**Problem**
Find the string "前瞻产业研究院" in the records. Copy every line it appears in.

**Source material**
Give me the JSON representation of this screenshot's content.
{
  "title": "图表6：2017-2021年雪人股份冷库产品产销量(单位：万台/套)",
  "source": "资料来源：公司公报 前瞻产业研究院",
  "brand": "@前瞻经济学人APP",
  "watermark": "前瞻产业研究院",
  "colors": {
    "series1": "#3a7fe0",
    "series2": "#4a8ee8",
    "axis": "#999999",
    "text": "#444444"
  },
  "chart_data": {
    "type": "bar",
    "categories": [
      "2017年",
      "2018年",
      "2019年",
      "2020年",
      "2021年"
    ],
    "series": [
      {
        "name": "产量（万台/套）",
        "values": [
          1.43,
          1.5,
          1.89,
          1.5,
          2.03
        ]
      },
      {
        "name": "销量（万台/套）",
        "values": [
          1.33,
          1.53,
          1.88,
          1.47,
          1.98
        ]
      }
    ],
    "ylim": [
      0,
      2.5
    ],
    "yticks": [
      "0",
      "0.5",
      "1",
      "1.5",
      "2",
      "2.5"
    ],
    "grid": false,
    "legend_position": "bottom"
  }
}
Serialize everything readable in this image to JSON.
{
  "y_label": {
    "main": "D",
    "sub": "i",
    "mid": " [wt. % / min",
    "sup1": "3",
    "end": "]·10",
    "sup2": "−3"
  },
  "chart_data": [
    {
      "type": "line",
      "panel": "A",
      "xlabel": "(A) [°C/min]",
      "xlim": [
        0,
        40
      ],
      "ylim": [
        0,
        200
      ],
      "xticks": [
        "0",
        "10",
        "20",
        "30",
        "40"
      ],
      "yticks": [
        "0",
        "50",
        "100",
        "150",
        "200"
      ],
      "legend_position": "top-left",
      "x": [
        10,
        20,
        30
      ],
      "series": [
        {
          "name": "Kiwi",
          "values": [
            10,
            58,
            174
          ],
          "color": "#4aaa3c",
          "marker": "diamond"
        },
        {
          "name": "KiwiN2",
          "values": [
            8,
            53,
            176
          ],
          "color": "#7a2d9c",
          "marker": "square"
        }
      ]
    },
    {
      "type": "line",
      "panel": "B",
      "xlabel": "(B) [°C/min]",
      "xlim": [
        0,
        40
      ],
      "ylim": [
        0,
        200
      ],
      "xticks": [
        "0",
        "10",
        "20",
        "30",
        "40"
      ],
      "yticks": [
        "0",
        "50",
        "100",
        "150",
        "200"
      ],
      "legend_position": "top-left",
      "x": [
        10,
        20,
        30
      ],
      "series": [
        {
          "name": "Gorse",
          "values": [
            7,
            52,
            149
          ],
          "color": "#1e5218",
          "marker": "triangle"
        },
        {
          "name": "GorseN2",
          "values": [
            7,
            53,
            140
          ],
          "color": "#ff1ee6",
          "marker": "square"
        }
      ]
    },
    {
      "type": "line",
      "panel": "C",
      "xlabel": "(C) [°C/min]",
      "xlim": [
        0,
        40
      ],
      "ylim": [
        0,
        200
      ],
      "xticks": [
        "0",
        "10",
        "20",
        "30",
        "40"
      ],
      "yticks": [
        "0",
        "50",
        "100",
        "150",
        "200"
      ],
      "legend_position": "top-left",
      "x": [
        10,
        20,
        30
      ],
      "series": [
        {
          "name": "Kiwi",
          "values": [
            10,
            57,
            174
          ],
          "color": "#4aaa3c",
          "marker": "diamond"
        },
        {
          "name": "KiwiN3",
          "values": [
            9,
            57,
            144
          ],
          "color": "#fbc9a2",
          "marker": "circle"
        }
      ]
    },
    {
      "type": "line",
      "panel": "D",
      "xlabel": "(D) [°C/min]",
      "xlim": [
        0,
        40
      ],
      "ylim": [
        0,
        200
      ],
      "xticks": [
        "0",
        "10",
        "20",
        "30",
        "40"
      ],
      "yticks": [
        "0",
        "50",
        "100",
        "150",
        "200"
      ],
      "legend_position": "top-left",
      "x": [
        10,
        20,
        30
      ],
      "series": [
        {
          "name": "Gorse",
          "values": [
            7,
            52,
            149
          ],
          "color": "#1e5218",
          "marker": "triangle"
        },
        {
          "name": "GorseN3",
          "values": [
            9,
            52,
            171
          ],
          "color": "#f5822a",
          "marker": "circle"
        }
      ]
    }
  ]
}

**Written answer**
  "source": "资料来源：公司公报 前瞻产业研究院",
  "watermark": "前瞻产业研究院",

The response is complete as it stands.